**Work required**:
Find every line containing the word "automática" and report the count, nothing more.

**Data to use**:

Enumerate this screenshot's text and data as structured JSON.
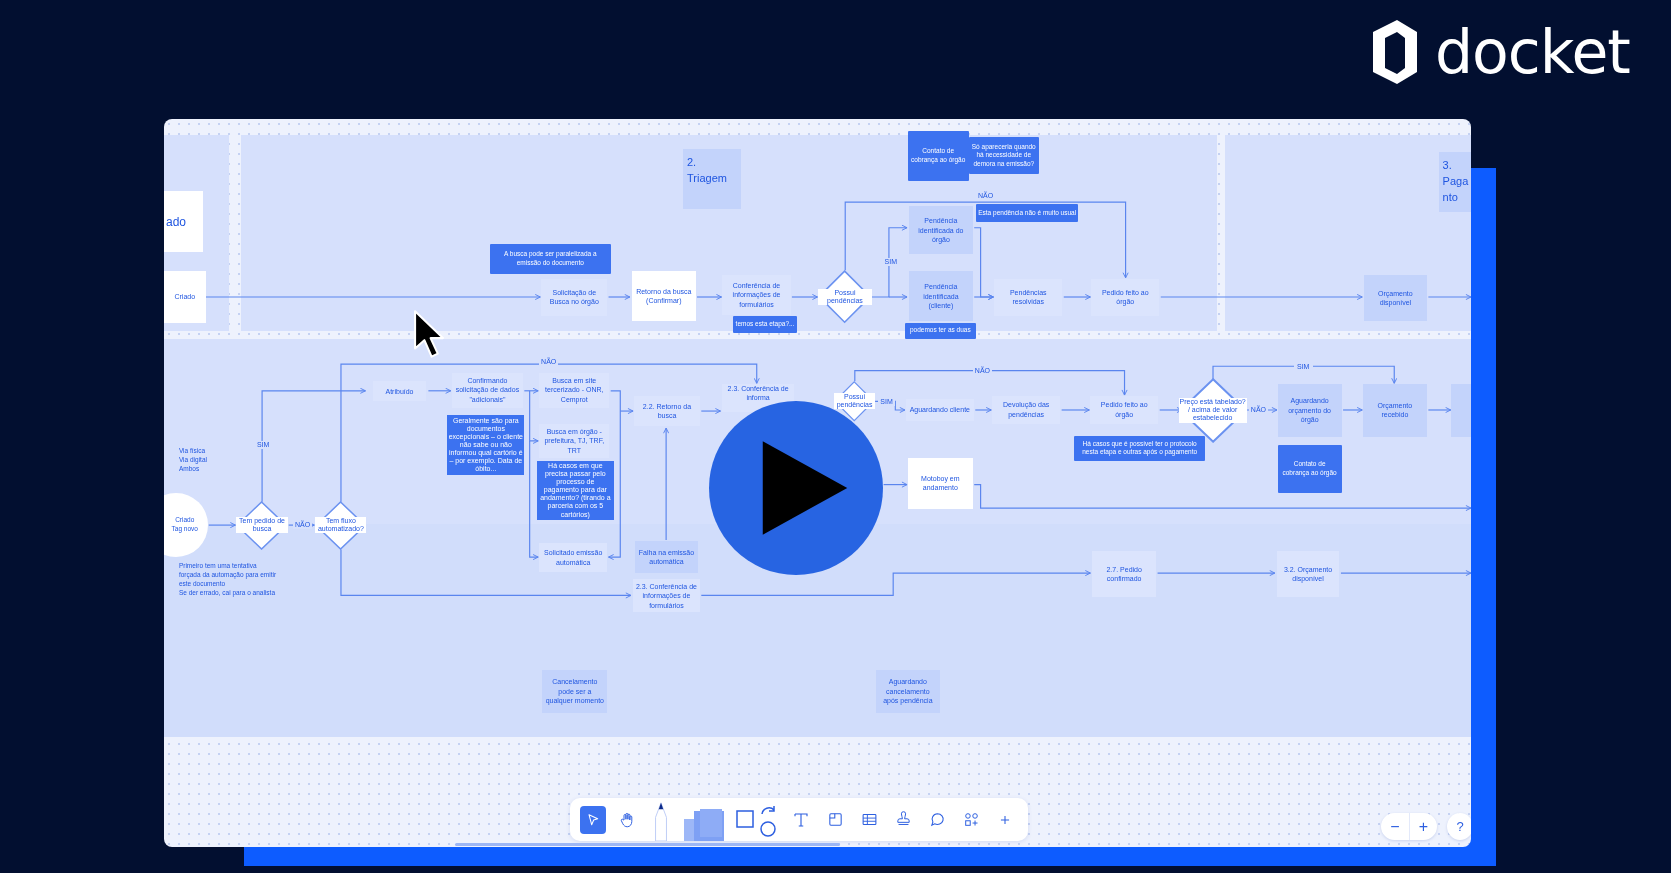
{
  "brand": {
    "name": "docket"
  },
  "board": {
    "nodes": [
      {
        "kind": "stub",
        "text": "ado"
      },
      {
        "kind": "stage",
        "text": "2.\nTriagem"
      },
      {
        "kind": "note",
        "text": "Contato de cobrança ao órgão"
      },
      {
        "kind": "note",
        "text": "Só apareceria quando há necessidade de demora na emissão?"
      },
      {
        "kind": "label",
        "text": "NÃO"
      },
      {
        "kind": "shade",
        "text": "Pendência identificada do órgão"
      },
      {
        "kind": "note",
        "text": "Esta pendência não é muito usual"
      },
      {
        "kind": "stage",
        "text": "3.\nPaga\nnto"
      },
      {
        "kind": "note",
        "text": "A busca pode ser paralelizada a emissão do documento"
      },
      {
        "kind": "label",
        "text": "SIM"
      },
      {
        "kind": "white",
        "text": "Criado"
      },
      {
        "kind": "box",
        "text": "Solicitação de Busca no órgão"
      },
      {
        "kind": "white",
        "text": "Retorno da busca (Confirmar)"
      },
      {
        "kind": "box",
        "text": "Conferência de informações de formulários"
      },
      {
        "kind": "diamond",
        "text": "Possui pendências"
      },
      {
        "kind": "shade",
        "text": "Pendência identificada (cliente)"
      },
      {
        "kind": "box",
        "text": "Pendências resolvidas"
      },
      {
        "kind": "box",
        "text": "Pedido feito ao órgão"
      },
      {
        "kind": "shade",
        "text": "Orçamento disponível"
      },
      {
        "kind": "note",
        "text": "temos esta etapa?..."
      },
      {
        "kind": "note",
        "text": "podemos ter as duas"
      },
      {
        "kind": "label",
        "text": "NÃO"
      },
      {
        "kind": "label",
        "text": "NÃO"
      },
      {
        "kind": "label",
        "text": "SIM"
      },
      {
        "kind": "box",
        "text": "Atribuído"
      },
      {
        "kind": "box",
        "text": "Confirmando solicitação de dados \"adicionais\""
      },
      {
        "kind": "box",
        "text": "Busca em site tercerizado - ONR, Cemprot"
      },
      {
        "kind": "box",
        "text": "2.2. Retorno da busca"
      },
      {
        "kind": "partial",
        "text": "2.3. Conferência de\ninforma"
      },
      {
        "kind": "diamond",
        "text": "Possui pendências"
      },
      {
        "kind": "label",
        "text": "SIM"
      },
      {
        "kind": "box",
        "text": "Aguardando cliente"
      },
      {
        "kind": "box",
        "text": "Devolução das pendências"
      },
      {
        "kind": "box",
        "text": "Pedido feito ao órgão"
      },
      {
        "kind": "diamond",
        "text": "Preço está tabelado? / acima de valor estabelecido"
      },
      {
        "kind": "label",
        "text": "NÃO"
      },
      {
        "kind": "shade",
        "text": "Aguardando orçamento do órgão"
      },
      {
        "kind": "shade",
        "text": "Orçamento recebido"
      },
      {
        "kind": "shade"
      },
      {
        "kind": "text",
        "text": "Via física\nVia digital\nAmbos"
      },
      {
        "kind": "label",
        "text": "SIM"
      },
      {
        "kind": "tiny",
        "text": "Geralmente são para documentos excepcionais – o cliente não sabe ou não informou qual cartório é – por exemplo. Data de óbito..."
      },
      {
        "kind": "box",
        "text": "Busca em órgão - prefeitura, TJ, TRF, TRT"
      },
      {
        "kind": "tiny",
        "text": "Há casos em que precisa passar pelo processo de pagamento para dar andamento? (tirando a parceria com os 5 cartórios)"
      },
      {
        "kind": "white",
        "text": "Motoboy em andamento"
      },
      {
        "kind": "note",
        "text": "Há casos que é possível ter o protocolo nesta etapa e outras após o pagamento"
      },
      {
        "kind": "note",
        "text": "Contato de cobrança ao órgão"
      },
      {
        "kind": "circle",
        "text": "Criado\nTag novo"
      },
      {
        "kind": "diamond",
        "text": "Tem pedido de busca"
      },
      {
        "kind": "label",
        "text": "NÃO"
      },
      {
        "kind": "diamond",
        "text": "Tem fluxo automatizado?"
      },
      {
        "kind": "box",
        "text": "Solicitado emissão automática"
      },
      {
        "kind": "shade",
        "text": "Falha na emissão automática"
      },
      {
        "kind": "box",
        "text": "2.7. Pedido confirmado"
      },
      {
        "kind": "box",
        "text": "3.2. Orçamento disponível"
      },
      {
        "kind": "text",
        "text": "Primeiro tem uma tentativa forçada da automação para emitir este documento\nSe der errado, cai para o analista"
      },
      {
        "kind": "box",
        "text": "2.3. Conferência de informações de formulários"
      },
      {
        "kind": "shade",
        "text": "Cancelamento pode ser a qualquer momento"
      },
      {
        "kind": "shade",
        "text": "Aguardando cancelamento após pendência"
      }
    ]
  },
  "toolbar": {
    "tools": [
      {
        "kind": "select",
        "selected": true
      },
      {
        "kind": "hand",
        "selected": false
      },
      {
        "kind": "pen",
        "selected": false
      },
      {
        "kind": "notes",
        "selected": false
      },
      {
        "kind": "shapes",
        "selected": false
      },
      {
        "kind": "text",
        "selected": false
      },
      {
        "kind": "frame",
        "selected": false
      },
      {
        "kind": "table",
        "selected": false
      },
      {
        "kind": "stamp",
        "selected": false
      },
      {
        "kind": "comment",
        "selected": false
      },
      {
        "kind": "components",
        "selected": false
      },
      {
        "kind": "add",
        "selected": false
      }
    ]
  },
  "zoom_controls": {
    "out": "−",
    "in": "+",
    "help": "?"
  }
}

**Reply to the exercise**:
2